— start of Task input —

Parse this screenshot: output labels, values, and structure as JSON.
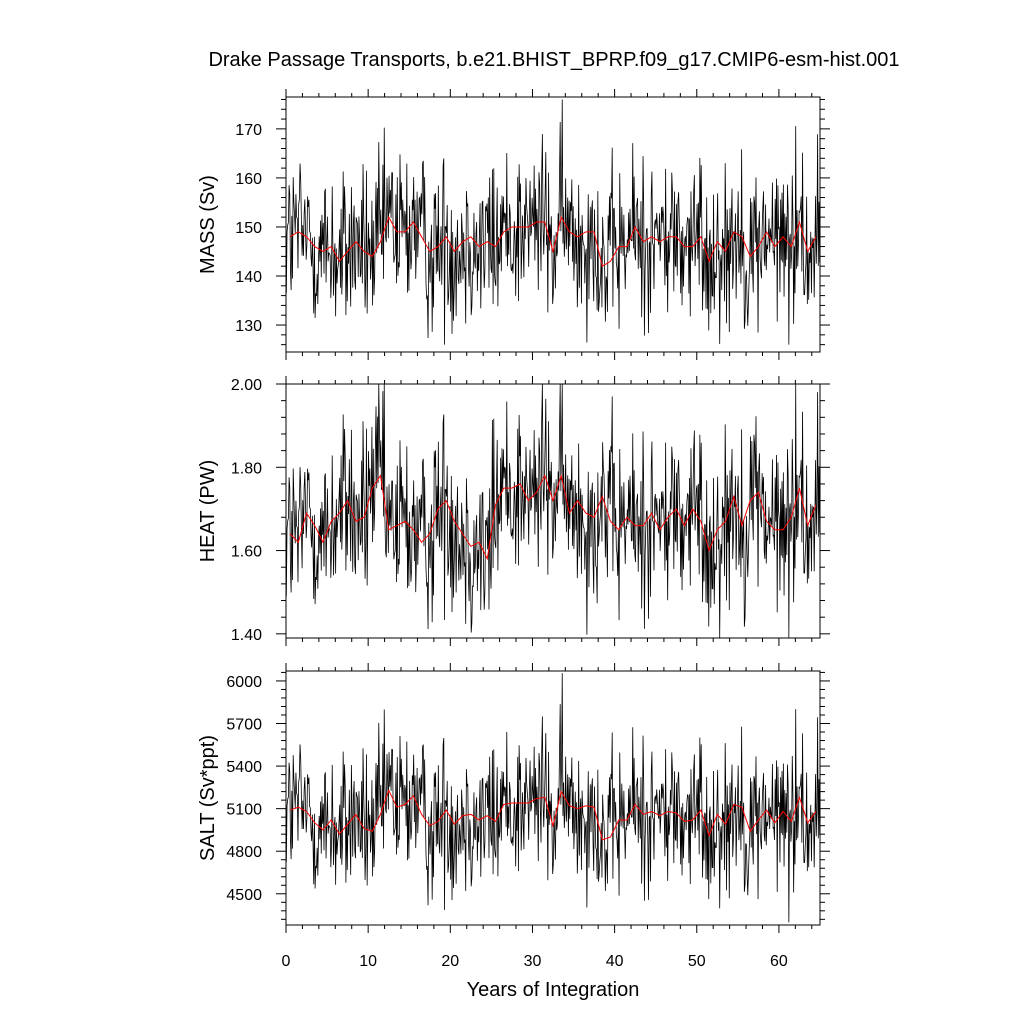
{
  "chart_data": {
    "type": "line",
    "title": "Drake Passage Transports, b.e21.BHIST_BPRP.f09_g17.CMIP6-esm-hist.001",
    "xlabel": "Years of Integration",
    "x_range": [
      0,
      65
    ],
    "x_ticks": [
      0,
      10,
      20,
      30,
      40,
      50,
      60
    ],
    "x_tick_labels": [
      "0",
      "10",
      "20",
      "30",
      "40",
      "50",
      "60"
    ],
    "grid": false,
    "colors": {
      "monthly": "#000000",
      "annual": "#ff0000"
    },
    "panels": [
      {
        "ylabel": "MASS (Sv)",
        "ylim": [
          124.5,
          176.5
        ],
        "y_ticks": [
          130,
          140,
          150,
          160,
          170
        ],
        "y_tick_labels": [
          "130",
          "140",
          "150",
          "160",
          "170"
        ],
        "series": [
          {
            "key": "monthly",
            "approx_mean": 147.6,
            "approx_std": 8.5,
            "approx_min": 126,
            "approx_max": 176
          },
          {
            "key": "annual",
            "x": [
              0.5,
              1.5,
              2.5,
              3.5,
              4.5,
              5.5,
              6.5,
              7.5,
              8.5,
              9.5,
              10.5,
              11.5,
              12.5,
              13.5,
              14.5,
              15.5,
              16.5,
              17.5,
              18.5,
              19.5,
              20.5,
              21.5,
              22.5,
              23.5,
              24.5,
              25.5,
              26.5,
              27.5,
              28.5,
              29.5,
              30.5,
              31.5,
              32.5,
              33.5,
              34.5,
              35.5,
              36.5,
              37.5,
              38.5,
              39.5,
              40.5,
              41.5,
              42.5,
              43.5,
              44.5,
              45.5,
              46.5,
              47.5,
              48.5,
              49.5,
              50.5,
              51.5,
              52.5,
              53.5,
              54.5,
              55.5,
              56.5,
              57.5,
              58.5,
              59.5,
              60.5,
              61.5,
              62.5,
              63.5,
              64.5
            ],
            "values": [
              148,
              149,
              148,
              146,
              145,
              146,
              143,
              145,
              147,
              145,
              144,
              147,
              152,
              149,
              149,
              151,
              148,
              145,
              146,
              148,
              145,
              147,
              148,
              146,
              147,
              146,
              149,
              150,
              150,
              150,
              151,
              151,
              145,
              152,
              149,
              148,
              149,
              149,
              142,
              143,
              146,
              146,
              150,
              147,
              148,
              147,
              148,
              148,
              146,
              146,
              148,
              143,
              147,
              145,
              149,
              148,
              144,
              146,
              149,
              146,
              148,
              146,
              151,
              145,
              148
            ]
          }
        ]
      },
      {
        "ylabel": "HEAT (PW)",
        "ylim": [
          1.39,
          2.0
        ],
        "y_ticks": [
          1.4,
          1.6,
          1.8,
          2.0
        ],
        "y_tick_labels": [
          "1.40",
          "1.60",
          "1.80",
          "2.00"
        ],
        "series": [
          {
            "key": "monthly",
            "approx_mean": 1.67,
            "approx_std": 0.11,
            "approx_min": 1.39,
            "approx_max": 2.0
          },
          {
            "key": "annual",
            "x": [
              0.5,
              1.5,
              2.5,
              3.5,
              4.5,
              5.5,
              6.5,
              7.5,
              8.5,
              9.5,
              10.5,
              11.5,
              12.5,
              13.5,
              14.5,
              15.5,
              16.5,
              17.5,
              18.5,
              19.5,
              20.5,
              21.5,
              22.5,
              23.5,
              24.5,
              25.5,
              26.5,
              27.5,
              28.5,
              29.5,
              30.5,
              31.5,
              32.5,
              33.5,
              34.5,
              35.5,
              36.5,
              37.5,
              38.5,
              39.5,
              40.5,
              41.5,
              42.5,
              43.5,
              44.5,
              45.5,
              46.5,
              47.5,
              48.5,
              49.5,
              50.5,
              51.5,
              52.5,
              53.5,
              54.5,
              55.5,
              56.5,
              57.5,
              58.5,
              59.5,
              60.5,
              61.5,
              62.5,
              63.5,
              64.5
            ],
            "values": [
              1.64,
              1.62,
              1.69,
              1.66,
              1.62,
              1.67,
              1.69,
              1.72,
              1.67,
              1.68,
              1.75,
              1.78,
              1.65,
              1.66,
              1.67,
              1.65,
              1.62,
              1.64,
              1.7,
              1.72,
              1.67,
              1.64,
              1.61,
              1.62,
              1.58,
              1.71,
              1.75,
              1.75,
              1.76,
              1.72,
              1.74,
              1.78,
              1.72,
              1.78,
              1.69,
              1.72,
              1.69,
              1.68,
              1.73,
              1.67,
              1.65,
              1.68,
              1.66,
              1.66,
              1.69,
              1.65,
              1.68,
              1.7,
              1.66,
              1.7,
              1.67,
              1.6,
              1.65,
              1.67,
              1.73,
              1.66,
              1.72,
              1.74,
              1.67,
              1.65,
              1.65,
              1.68,
              1.75,
              1.66,
              1.71
            ]
          }
        ]
      },
      {
        "ylabel": "SALT (Sv*ppt)",
        "ylim": [
          4280,
          6070
        ],
        "y_ticks": [
          4500,
          4800,
          5100,
          5400,
          5700,
          6000
        ],
        "y_tick_labels": [
          "4500",
          "4800",
          "5100",
          "5400",
          "5700",
          "6000"
        ],
        "series": [
          {
            "key": "monthly",
            "approx_mean": 5060,
            "approx_std": 270,
            "approx_min": 4290,
            "approx_max": 6060
          },
          {
            "key": "annual",
            "x": [
              0.5,
              1.5,
              2.5,
              3.5,
              4.5,
              5.5,
              6.5,
              7.5,
              8.5,
              9.5,
              10.5,
              11.5,
              12.5,
              13.5,
              14.5,
              15.5,
              16.5,
              17.5,
              18.5,
              19.5,
              20.5,
              21.5,
              22.5,
              23.5,
              24.5,
              25.5,
              26.5,
              27.5,
              28.5,
              29.5,
              30.5,
              31.5,
              32.5,
              33.5,
              34.5,
              35.5,
              36.5,
              37.5,
              38.5,
              39.5,
              40.5,
              41.5,
              42.5,
              43.5,
              44.5,
              45.5,
              46.5,
              47.5,
              48.5,
              49.5,
              50.5,
              51.5,
              52.5,
              53.5,
              54.5,
              55.5,
              56.5,
              57.5,
              58.5,
              59.5,
              60.5,
              61.5,
              62.5,
              63.5,
              64.5
            ],
            "values": [
              5090,
              5110,
              5080,
              5000,
              4950,
              5020,
              4920,
              4990,
              5060,
              4960,
              4940,
              5060,
              5230,
              5110,
              5130,
              5190,
              5060,
              4980,
              5010,
              5090,
              4990,
              5050,
              5060,
              5020,
              5050,
              5010,
              5130,
              5140,
              5140,
              5140,
              5170,
              5180,
              4980,
              5220,
              5120,
              5100,
              5120,
              5110,
              4880,
              4900,
              5020,
              5020,
              5130,
              5060,
              5080,
              5050,
              5080,
              5070,
              5010,
              5020,
              5090,
              4910,
              5060,
              4990,
              5130,
              5110,
              4940,
              5020,
              5090,
              5000,
              5080,
              5010,
              5180,
              5000,
              5080
            ]
          }
        ]
      }
    ]
  }
}
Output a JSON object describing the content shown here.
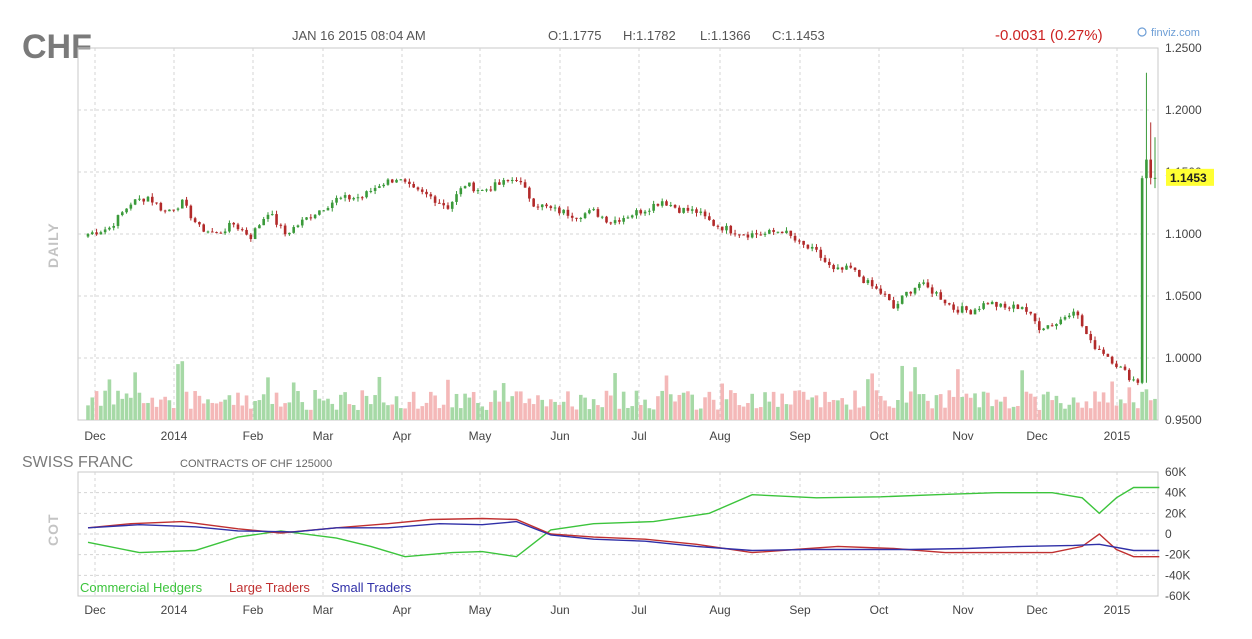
{
  "header": {
    "ticker": "CHF",
    "datetime": "JAN 16 2015 08:04 AM",
    "open": "O:1.1775",
    "high": "H:1.1782",
    "low": "L:1.1366",
    "close": "C:1.1453",
    "change": "-0.0031 (0.27%)",
    "brand": "finviz.com",
    "last_price_label": "1.1453"
  },
  "colors": {
    "up": "#3a9a3a",
    "down": "#b22a2a",
    "volume_up": "#a6d9a6",
    "volume_down": "#f4b8b8",
    "price_highlight": "#ffff33",
    "commercial": "#3cc43c",
    "large": "#c03030",
    "small": "#3030a8"
  },
  "chart_data": [
    {
      "type": "candlestick",
      "ylabel": "DAILY",
      "ylim": [
        0.95,
        1.25
      ],
      "yticks": [
        "1.2500",
        "1.2000",
        "1.1500",
        "1.1000",
        "1.0500",
        "1.0000",
        "0.9500"
      ],
      "x_tick_labels": [
        "Dec",
        "2014",
        "Feb",
        "Mar",
        "Apr",
        "May",
        "Jun",
        "Jul",
        "Aug",
        "Sep",
        "Oct",
        "Nov",
        "Dec",
        "2015"
      ],
      "last_close": 1.1453,
      "close_anchors": [
        [
          0,
          1.1
        ],
        [
          5,
          1.105
        ],
        [
          10,
          1.125
        ],
        [
          14,
          1.13
        ],
        [
          18,
          1.118
        ],
        [
          22,
          1.125
        ],
        [
          26,
          1.105
        ],
        [
          30,
          1.1
        ],
        [
          34,
          1.108
        ],
        [
          38,
          1.098
        ],
        [
          42,
          1.118
        ],
        [
          46,
          1.1
        ],
        [
          52,
          1.115
        ],
        [
          58,
          1.128
        ],
        [
          64,
          1.13
        ],
        [
          68,
          1.14
        ],
        [
          72,
          1.145
        ],
        [
          76,
          1.135
        ],
        [
          80,
          1.13
        ],
        [
          84,
          1.122
        ],
        [
          88,
          1.14
        ],
        [
          92,
          1.135
        ],
        [
          96,
          1.14
        ],
        [
          100,
          1.145
        ],
        [
          104,
          1.125
        ],
        [
          108,
          1.12
        ],
        [
          114,
          1.115
        ],
        [
          118,
          1.118
        ],
        [
          122,
          1.11
        ],
        [
          126,
          1.115
        ],
        [
          130,
          1.12
        ],
        [
          134,
          1.127
        ],
        [
          138,
          1.12
        ],
        [
          142,
          1.118
        ],
        [
          146,
          1.108
        ],
        [
          150,
          1.103
        ],
        [
          154,
          1.1
        ],
        [
          158,
          1.1
        ],
        [
          162,
          1.103
        ],
        [
          166,
          1.092
        ],
        [
          170,
          1.085
        ],
        [
          174,
          1.07
        ],
        [
          178,
          1.072
        ],
        [
          182,
          1.06
        ],
        [
          186,
          1.05
        ],
        [
          188,
          1.04
        ],
        [
          191,
          1.052
        ],
        [
          194,
          1.06
        ],
        [
          198,
          1.052
        ],
        [
          202,
          1.04
        ],
        [
          206,
          1.038
        ],
        [
          210,
          1.045
        ],
        [
          214,
          1.04
        ],
        [
          218,
          1.042
        ],
        [
          222,
          1.025
        ],
        [
          226,
          1.028
        ],
        [
          230,
          1.04
        ],
        [
          234,
          1.012
        ],
        [
          237,
          1.005
        ],
        [
          240,
          0.995
        ],
        [
          243,
          0.985
        ],
        [
          245,
          0.98
        ],
        [
          246,
          1.145
        ],
        [
          247,
          1.16
        ],
        [
          248,
          1.1453
        ]
      ],
      "volume": "relative daily volume bars, colored by candle direction"
    },
    {
      "type": "line",
      "title": "SWISS FRANC",
      "subtitle": "CONTRACTS OF CHF 125000",
      "ylabel": "COT",
      "ylim": [
        -60000,
        60000
      ],
      "yticks": [
        "60K",
        "40K",
        "20K",
        "0",
        "-20K",
        "-40K",
        "-60K"
      ],
      "x_tick_labels": [
        "Dec",
        "2014",
        "Feb",
        "Mar",
        "Apr",
        "May",
        "Jun",
        "Jul",
        "Aug",
        "Sep",
        "Oct",
        "Nov",
        "Dec",
        "2015"
      ],
      "series": [
        {
          "name": "Commercial Hedgers",
          "points": [
            [
              0,
              -8000
            ],
            [
              12,
              -18000
            ],
            [
              25,
              -16000
            ],
            [
              35,
              -3000
            ],
            [
              45,
              3000
            ],
            [
              58,
              -4000
            ],
            [
              66,
              -12000
            ],
            [
              74,
              -22000
            ],
            [
              85,
              -18000
            ],
            [
              92,
              -17000
            ],
            [
              100,
              -22000
            ],
            [
              108,
              4000
            ],
            [
              118,
              10000
            ],
            [
              132,
              12000
            ],
            [
              145,
              20000
            ],
            [
              155,
              38000
            ],
            [
              170,
              35000
            ],
            [
              185,
              36000
            ],
            [
              198,
              38000
            ],
            [
              212,
              40000
            ],
            [
              225,
              40000
            ],
            [
              232,
              35000
            ],
            [
              236,
              20000
            ],
            [
              240,
              35000
            ],
            [
              244,
              45000
            ],
            [
              250,
              45000
            ]
          ]
        },
        {
          "name": "Large Traders",
          "points": [
            [
              0,
              6000
            ],
            [
              10,
              10000
            ],
            [
              22,
              12000
            ],
            [
              35,
              5000
            ],
            [
              45,
              1000
            ],
            [
              58,
              6000
            ],
            [
              70,
              10000
            ],
            [
              80,
              14000
            ],
            [
              92,
              15000
            ],
            [
              100,
              14000
            ],
            [
              108,
              0
            ],
            [
              118,
              -3000
            ],
            [
              130,
              -5000
            ],
            [
              142,
              -10000
            ],
            [
              155,
              -18000
            ],
            [
              165,
              -15000
            ],
            [
              175,
              -12000
            ],
            [
              188,
              -14000
            ],
            [
              200,
              -18000
            ],
            [
              212,
              -18000
            ],
            [
              225,
              -18000
            ],
            [
              232,
              -12000
            ],
            [
              236,
              0
            ],
            [
              240,
              -15000
            ],
            [
              244,
              -22000
            ],
            [
              250,
              -22000
            ]
          ]
        },
        {
          "name": "Small Traders",
          "points": [
            [
              0,
              6000
            ],
            [
              12,
              9000
            ],
            [
              25,
              7000
            ],
            [
              35,
              3000
            ],
            [
              48,
              2000
            ],
            [
              58,
              6000
            ],
            [
              70,
              6000
            ],
            [
              82,
              10000
            ],
            [
              92,
              9000
            ],
            [
              100,
              12000
            ],
            [
              108,
              -1000
            ],
            [
              118,
              -5000
            ],
            [
              130,
              -7000
            ],
            [
              142,
              -12000
            ],
            [
              155,
              -16000
            ],
            [
              168,
              -15000
            ],
            [
              180,
              -15000
            ],
            [
              192,
              -15000
            ],
            [
              205,
              -14000
            ],
            [
              218,
              -12000
            ],
            [
              230,
              -11000
            ],
            [
              236,
              -10000
            ],
            [
              244,
              -16000
            ],
            [
              250,
              -16000
            ]
          ]
        }
      ],
      "legend_position": "bottom-left"
    }
  ]
}
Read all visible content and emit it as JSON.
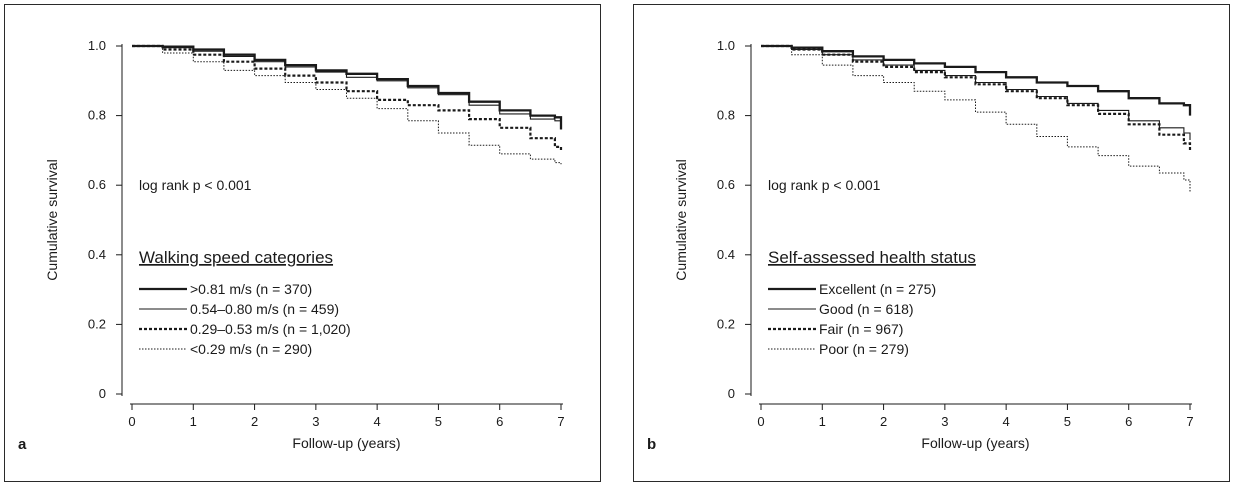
{
  "chart_data": [
    {
      "type": "line",
      "panel_label": "a",
      "xlabel": "Follow-up (years)",
      "ylabel": "Cumulative survival",
      "xlim": [
        0,
        7
      ],
      "ylim": [
        0,
        1.0
      ],
      "xticks": [
        "0",
        "1",
        "2",
        "3",
        "4",
        "5",
        "6",
        "7"
      ],
      "yticks": [
        "0",
        "0.2",
        "0.4",
        "0.6",
        "0.8",
        "1.0"
      ],
      "annotation": "log rank p < 0.001",
      "legend_title": "Walking speed categories",
      "legend_placement": "center-left",
      "series": [
        {
          "name": ">0.81 m/s (n = 370)",
          "style": "thick-solid",
          "x": [
            0,
            0.5,
            1,
            1.5,
            2,
            2.5,
            3,
            3.5,
            4,
            4.5,
            5,
            5.5,
            6,
            6.5,
            6.9,
            7.0
          ],
          "y": [
            1.0,
            0.998,
            0.99,
            0.975,
            0.96,
            0.945,
            0.93,
            0.92,
            0.905,
            0.885,
            0.865,
            0.84,
            0.815,
            0.8,
            0.795,
            0.76
          ]
        },
        {
          "name": "0.54–0.80 m/s (n = 459)",
          "style": "thin-solid",
          "x": [
            0,
            0.5,
            1,
            1.5,
            2,
            2.5,
            3,
            3.5,
            4,
            4.5,
            5,
            5.5,
            6,
            6.5,
            6.9,
            7.0
          ],
          "y": [
            1.0,
            0.995,
            0.985,
            0.97,
            0.955,
            0.94,
            0.925,
            0.91,
            0.9,
            0.88,
            0.86,
            0.83,
            0.805,
            0.79,
            0.785,
            0.77
          ]
        },
        {
          "name": "0.29–0.53 m/s (n = 1,020)",
          "style": "thick-dotted",
          "x": [
            0,
            0.5,
            1,
            1.5,
            2,
            2.5,
            3,
            3.5,
            4,
            4.5,
            5,
            5.5,
            6,
            6.5,
            6.9,
            7.0
          ],
          "y": [
            1.0,
            0.99,
            0.975,
            0.955,
            0.935,
            0.915,
            0.895,
            0.87,
            0.845,
            0.83,
            0.815,
            0.79,
            0.765,
            0.735,
            0.71,
            0.7
          ]
        },
        {
          "name": "<0.29 m/s (n = 290)",
          "style": "thin-dotted",
          "x": [
            0,
            0.5,
            1,
            1.5,
            2,
            2.5,
            3,
            3.5,
            4,
            4.5,
            5,
            5.5,
            6,
            6.5,
            6.9,
            7.0
          ],
          "y": [
            1.0,
            0.98,
            0.955,
            0.93,
            0.915,
            0.895,
            0.875,
            0.85,
            0.82,
            0.785,
            0.75,
            0.715,
            0.69,
            0.675,
            0.665,
            0.66
          ]
        }
      ]
    },
    {
      "type": "line",
      "panel_label": "b",
      "xlabel": "Follow-up (years)",
      "ylabel": "Cumulative survival",
      "xlim": [
        0,
        7
      ],
      "ylim": [
        0,
        1.0
      ],
      "xticks": [
        "0",
        "1",
        "2",
        "3",
        "4",
        "5",
        "6",
        "7"
      ],
      "yticks": [
        "0",
        "0.2",
        "0.4",
        "0.6",
        "0.8",
        "1.0"
      ],
      "annotation": "log rank p < 0.001",
      "legend_title": "Self-assessed health status",
      "legend_placement": "center-left",
      "series": [
        {
          "name": "Excellent (n = 275)",
          "style": "thick-solid",
          "x": [
            0,
            0.5,
            1,
            1.5,
            2,
            2.5,
            3,
            3.5,
            4,
            4.5,
            5,
            5.5,
            6,
            6.5,
            6.9,
            7.0
          ],
          "y": [
            1.0,
            0.995,
            0.985,
            0.97,
            0.96,
            0.95,
            0.94,
            0.925,
            0.91,
            0.895,
            0.885,
            0.87,
            0.85,
            0.835,
            0.83,
            0.8
          ]
        },
        {
          "name": "Good (n = 618)",
          "style": "thin-solid",
          "x": [
            0,
            0.5,
            1,
            1.5,
            2,
            2.5,
            3,
            3.5,
            4,
            4.5,
            5,
            5.5,
            6,
            6.5,
            6.9,
            7.0
          ],
          "y": [
            1.0,
            0.99,
            0.975,
            0.96,
            0.945,
            0.93,
            0.915,
            0.895,
            0.875,
            0.855,
            0.835,
            0.815,
            0.785,
            0.765,
            0.75,
            0.73
          ]
        },
        {
          "name": "Fair (n = 967)",
          "style": "thick-dotted",
          "x": [
            0,
            0.5,
            1,
            1.5,
            2,
            2.5,
            3,
            3.5,
            4,
            4.5,
            5,
            5.5,
            6,
            6.5,
            6.9,
            7.0
          ],
          "y": [
            1.0,
            0.99,
            0.975,
            0.955,
            0.94,
            0.925,
            0.91,
            0.89,
            0.87,
            0.85,
            0.83,
            0.805,
            0.775,
            0.745,
            0.72,
            0.7
          ]
        },
        {
          "name": "Poor (n = 279)",
          "style": "thin-dotted",
          "x": [
            0,
            0.5,
            1,
            1.5,
            2,
            2.5,
            3,
            3.5,
            4,
            4.5,
            5,
            5.5,
            6,
            6.5,
            6.9,
            7.0
          ],
          "y": [
            1.0,
            0.975,
            0.945,
            0.915,
            0.895,
            0.87,
            0.845,
            0.81,
            0.775,
            0.74,
            0.71,
            0.685,
            0.655,
            0.635,
            0.615,
            0.58
          ]
        }
      ]
    }
  ]
}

— end of Task input —

■ Exercise requirements:
Filter the records above and return every line that holds the word "name".

■ Result of this exercise:
          "name": "Commercial Hedgers",
          "name": "Large Traders",
          "name": "Small Traders",
          "name": ">0.81 m/s (n = 370)",
          "name": "0.54–0.80 m/s (n = 459)",
          "name": "0.29–0.53 m/s (n = 1,020)",
          "name": "<0.29 m/s (n = 290)",
          "name": "Excellent (n = 275)",
          "name": "Good (n = 618)",
          "name": "Fair (n = 967)",
          "name": "Poor (n = 279)",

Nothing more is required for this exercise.